Task inputs
========================================
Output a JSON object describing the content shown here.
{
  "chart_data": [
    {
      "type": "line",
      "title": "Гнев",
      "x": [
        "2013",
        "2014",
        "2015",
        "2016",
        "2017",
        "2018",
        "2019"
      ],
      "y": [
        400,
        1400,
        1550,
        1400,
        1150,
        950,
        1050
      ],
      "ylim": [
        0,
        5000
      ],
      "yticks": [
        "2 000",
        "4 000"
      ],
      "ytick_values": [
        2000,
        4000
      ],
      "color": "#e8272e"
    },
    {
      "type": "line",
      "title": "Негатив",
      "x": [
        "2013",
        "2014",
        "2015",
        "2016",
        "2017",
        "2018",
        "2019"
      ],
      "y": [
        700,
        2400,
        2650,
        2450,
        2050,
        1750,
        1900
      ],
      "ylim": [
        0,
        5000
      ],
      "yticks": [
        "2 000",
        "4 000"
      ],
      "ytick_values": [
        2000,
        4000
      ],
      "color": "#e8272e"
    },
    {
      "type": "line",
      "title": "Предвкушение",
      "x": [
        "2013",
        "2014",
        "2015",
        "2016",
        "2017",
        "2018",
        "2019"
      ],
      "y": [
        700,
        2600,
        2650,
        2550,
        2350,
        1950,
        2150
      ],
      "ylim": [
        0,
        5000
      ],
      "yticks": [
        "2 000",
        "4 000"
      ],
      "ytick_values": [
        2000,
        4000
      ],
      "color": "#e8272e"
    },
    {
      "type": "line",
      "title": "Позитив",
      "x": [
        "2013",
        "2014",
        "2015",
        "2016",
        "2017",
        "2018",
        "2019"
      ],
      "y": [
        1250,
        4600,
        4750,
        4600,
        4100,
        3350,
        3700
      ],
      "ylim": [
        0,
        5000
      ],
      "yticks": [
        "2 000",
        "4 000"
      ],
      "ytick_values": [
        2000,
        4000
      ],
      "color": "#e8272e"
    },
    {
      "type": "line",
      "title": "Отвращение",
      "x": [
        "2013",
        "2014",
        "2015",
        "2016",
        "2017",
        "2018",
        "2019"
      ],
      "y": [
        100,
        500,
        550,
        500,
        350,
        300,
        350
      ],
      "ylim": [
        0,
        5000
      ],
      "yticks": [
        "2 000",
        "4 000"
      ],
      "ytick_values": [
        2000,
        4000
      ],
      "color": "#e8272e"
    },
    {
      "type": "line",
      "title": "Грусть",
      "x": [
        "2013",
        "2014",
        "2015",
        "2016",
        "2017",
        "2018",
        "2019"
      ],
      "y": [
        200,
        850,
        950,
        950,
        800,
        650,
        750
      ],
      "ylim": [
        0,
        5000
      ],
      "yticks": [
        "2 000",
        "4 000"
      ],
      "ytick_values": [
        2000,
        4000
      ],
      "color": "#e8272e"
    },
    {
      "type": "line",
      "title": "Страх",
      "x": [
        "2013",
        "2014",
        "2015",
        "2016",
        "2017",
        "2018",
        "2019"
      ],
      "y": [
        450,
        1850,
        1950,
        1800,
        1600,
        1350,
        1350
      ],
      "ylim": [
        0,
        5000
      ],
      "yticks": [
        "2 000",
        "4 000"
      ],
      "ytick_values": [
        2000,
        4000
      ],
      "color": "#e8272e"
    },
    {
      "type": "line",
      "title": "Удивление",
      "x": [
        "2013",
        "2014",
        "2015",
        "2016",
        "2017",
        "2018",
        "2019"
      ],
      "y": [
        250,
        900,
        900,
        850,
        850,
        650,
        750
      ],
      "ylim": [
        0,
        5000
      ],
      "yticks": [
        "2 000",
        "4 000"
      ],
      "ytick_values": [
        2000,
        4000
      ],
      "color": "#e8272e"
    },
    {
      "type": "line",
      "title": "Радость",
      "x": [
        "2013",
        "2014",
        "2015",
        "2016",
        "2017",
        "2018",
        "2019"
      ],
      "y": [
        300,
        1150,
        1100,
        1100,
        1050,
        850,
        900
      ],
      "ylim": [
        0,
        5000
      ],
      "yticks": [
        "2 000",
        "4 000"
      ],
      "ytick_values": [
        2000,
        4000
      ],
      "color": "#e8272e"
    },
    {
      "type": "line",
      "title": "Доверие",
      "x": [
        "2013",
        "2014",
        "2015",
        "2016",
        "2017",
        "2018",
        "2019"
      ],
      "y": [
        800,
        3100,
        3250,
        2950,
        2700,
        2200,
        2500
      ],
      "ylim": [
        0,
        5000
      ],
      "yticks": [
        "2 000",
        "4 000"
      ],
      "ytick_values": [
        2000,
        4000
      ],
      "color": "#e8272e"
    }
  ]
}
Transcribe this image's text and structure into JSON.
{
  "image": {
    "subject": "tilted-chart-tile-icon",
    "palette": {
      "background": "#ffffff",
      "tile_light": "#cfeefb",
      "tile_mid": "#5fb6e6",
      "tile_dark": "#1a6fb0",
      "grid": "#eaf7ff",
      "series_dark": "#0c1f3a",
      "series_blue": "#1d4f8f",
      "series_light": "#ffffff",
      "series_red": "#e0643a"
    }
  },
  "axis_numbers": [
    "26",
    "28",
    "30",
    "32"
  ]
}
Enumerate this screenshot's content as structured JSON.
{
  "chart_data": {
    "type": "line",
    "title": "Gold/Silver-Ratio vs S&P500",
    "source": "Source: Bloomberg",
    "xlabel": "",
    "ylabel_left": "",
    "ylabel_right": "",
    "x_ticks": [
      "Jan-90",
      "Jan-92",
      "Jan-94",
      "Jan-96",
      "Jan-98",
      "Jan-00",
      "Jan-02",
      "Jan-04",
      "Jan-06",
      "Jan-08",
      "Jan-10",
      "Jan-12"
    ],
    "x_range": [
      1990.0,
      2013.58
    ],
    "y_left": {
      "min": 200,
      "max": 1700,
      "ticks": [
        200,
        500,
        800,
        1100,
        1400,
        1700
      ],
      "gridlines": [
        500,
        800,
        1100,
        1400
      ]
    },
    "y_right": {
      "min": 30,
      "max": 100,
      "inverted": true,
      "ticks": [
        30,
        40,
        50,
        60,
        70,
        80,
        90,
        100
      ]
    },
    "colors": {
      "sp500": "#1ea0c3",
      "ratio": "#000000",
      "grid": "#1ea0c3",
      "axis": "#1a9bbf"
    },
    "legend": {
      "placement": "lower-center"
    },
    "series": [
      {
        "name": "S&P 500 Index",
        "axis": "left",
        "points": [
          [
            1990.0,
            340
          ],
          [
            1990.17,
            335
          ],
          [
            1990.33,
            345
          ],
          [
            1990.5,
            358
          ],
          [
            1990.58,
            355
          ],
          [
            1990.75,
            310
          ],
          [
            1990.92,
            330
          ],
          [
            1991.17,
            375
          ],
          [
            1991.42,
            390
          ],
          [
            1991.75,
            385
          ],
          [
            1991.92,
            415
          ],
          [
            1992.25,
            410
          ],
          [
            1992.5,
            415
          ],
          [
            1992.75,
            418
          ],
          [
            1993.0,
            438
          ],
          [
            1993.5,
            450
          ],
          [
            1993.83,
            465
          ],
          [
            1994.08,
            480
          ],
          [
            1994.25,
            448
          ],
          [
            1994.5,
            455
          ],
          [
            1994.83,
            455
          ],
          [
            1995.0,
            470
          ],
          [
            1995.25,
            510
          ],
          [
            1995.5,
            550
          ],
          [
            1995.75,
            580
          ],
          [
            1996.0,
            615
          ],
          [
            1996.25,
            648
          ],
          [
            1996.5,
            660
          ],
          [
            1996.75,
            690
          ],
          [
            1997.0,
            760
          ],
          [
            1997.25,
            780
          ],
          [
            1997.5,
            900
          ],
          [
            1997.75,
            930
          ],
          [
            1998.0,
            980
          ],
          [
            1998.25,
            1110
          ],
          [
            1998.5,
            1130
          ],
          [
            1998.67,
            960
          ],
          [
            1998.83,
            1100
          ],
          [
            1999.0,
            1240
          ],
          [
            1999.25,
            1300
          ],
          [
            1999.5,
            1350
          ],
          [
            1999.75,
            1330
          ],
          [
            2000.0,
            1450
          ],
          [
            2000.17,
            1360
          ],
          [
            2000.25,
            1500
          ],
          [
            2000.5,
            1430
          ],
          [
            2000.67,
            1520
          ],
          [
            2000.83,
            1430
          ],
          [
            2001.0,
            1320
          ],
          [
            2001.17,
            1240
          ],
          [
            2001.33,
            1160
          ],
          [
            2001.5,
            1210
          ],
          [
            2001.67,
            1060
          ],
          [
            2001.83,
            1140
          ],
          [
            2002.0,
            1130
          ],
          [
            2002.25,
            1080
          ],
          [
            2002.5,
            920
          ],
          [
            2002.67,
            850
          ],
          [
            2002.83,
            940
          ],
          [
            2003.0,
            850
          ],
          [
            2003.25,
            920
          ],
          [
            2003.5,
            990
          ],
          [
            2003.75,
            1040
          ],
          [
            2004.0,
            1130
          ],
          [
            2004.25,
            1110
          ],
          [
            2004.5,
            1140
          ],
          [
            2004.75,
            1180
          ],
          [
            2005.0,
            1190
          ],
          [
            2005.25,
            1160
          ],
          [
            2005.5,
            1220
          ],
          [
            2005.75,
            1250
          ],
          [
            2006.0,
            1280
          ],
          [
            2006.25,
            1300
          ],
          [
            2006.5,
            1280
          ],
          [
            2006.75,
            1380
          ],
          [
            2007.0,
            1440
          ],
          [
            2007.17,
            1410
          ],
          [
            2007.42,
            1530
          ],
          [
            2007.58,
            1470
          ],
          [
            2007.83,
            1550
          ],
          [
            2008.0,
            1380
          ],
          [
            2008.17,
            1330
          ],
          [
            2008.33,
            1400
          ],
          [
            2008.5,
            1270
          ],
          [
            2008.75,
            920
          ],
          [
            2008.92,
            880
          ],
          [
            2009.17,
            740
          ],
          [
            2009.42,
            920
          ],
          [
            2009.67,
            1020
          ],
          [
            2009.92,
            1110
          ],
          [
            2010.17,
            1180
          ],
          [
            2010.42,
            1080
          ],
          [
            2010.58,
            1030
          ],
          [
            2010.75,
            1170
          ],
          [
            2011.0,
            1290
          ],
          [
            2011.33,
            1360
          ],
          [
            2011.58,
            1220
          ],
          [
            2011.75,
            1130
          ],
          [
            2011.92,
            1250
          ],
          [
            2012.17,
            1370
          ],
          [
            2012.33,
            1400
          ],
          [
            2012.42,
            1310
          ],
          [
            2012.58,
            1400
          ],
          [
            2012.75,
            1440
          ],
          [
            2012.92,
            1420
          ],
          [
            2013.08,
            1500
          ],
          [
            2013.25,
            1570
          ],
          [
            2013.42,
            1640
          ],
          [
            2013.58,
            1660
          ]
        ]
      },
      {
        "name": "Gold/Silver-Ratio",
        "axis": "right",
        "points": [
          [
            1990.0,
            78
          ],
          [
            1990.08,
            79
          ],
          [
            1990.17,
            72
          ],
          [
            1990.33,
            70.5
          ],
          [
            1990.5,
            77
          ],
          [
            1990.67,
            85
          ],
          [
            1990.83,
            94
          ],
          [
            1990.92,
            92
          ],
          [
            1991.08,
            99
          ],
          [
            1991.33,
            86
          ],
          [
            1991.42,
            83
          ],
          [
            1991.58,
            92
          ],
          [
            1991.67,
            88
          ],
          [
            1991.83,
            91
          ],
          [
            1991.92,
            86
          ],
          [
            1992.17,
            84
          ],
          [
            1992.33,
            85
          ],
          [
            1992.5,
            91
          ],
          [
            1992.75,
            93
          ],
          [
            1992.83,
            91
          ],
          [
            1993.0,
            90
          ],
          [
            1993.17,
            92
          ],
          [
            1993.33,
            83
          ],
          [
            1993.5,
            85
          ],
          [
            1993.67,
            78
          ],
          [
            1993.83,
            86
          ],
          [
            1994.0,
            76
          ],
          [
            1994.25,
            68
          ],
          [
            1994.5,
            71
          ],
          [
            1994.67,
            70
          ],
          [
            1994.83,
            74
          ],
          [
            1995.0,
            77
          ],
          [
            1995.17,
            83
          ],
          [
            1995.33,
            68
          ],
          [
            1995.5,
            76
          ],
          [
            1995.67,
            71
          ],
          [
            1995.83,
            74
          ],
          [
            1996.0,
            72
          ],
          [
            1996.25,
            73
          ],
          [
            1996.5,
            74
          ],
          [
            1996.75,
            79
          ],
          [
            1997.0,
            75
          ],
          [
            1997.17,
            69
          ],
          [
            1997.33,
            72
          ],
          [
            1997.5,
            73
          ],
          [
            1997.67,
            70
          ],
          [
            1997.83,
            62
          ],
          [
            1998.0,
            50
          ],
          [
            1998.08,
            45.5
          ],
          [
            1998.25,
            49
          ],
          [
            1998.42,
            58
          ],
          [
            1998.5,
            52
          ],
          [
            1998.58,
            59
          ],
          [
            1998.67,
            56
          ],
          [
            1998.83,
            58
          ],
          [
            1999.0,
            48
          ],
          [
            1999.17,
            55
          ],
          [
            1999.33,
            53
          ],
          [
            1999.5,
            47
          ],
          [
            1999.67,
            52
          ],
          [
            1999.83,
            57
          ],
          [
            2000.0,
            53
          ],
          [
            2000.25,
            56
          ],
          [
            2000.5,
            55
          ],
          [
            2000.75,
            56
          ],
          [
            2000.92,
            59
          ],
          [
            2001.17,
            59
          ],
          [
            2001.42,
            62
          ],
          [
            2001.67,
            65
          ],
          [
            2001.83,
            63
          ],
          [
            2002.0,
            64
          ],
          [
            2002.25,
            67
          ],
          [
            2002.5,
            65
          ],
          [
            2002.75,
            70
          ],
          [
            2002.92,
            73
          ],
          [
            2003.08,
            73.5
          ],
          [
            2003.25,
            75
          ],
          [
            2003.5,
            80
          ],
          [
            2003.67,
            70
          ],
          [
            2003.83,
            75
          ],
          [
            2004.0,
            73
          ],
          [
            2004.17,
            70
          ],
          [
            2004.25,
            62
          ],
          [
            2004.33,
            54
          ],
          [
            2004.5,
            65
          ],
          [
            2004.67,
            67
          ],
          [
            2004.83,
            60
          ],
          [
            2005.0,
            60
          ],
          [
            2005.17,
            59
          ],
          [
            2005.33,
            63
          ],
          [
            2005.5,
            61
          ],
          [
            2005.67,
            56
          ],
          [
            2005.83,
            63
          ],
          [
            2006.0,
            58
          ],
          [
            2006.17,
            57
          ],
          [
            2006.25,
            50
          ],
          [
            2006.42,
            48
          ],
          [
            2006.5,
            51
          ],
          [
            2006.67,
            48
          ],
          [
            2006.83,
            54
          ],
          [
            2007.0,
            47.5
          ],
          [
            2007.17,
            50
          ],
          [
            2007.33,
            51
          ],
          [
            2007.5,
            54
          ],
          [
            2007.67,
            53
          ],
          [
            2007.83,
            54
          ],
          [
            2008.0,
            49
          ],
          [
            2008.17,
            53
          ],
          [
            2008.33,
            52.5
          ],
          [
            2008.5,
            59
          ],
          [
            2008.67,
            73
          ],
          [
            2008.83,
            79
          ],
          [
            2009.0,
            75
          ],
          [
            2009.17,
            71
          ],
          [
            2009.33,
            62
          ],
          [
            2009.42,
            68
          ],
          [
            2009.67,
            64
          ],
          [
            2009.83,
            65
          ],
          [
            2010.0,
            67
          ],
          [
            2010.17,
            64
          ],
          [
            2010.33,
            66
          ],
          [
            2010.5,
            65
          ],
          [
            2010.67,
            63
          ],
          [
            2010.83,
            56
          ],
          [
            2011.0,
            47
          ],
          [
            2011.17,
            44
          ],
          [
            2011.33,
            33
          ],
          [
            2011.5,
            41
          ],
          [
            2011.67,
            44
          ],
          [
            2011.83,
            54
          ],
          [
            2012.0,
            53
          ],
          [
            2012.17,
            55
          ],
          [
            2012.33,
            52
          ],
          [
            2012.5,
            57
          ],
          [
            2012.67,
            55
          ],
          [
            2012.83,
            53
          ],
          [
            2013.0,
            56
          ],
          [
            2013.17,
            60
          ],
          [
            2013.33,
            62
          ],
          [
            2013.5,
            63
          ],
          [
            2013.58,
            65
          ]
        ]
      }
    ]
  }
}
========================================
Task description
Identify how many lines in the entries above contain the word "this" and provide only that figure.

Answer for the task
2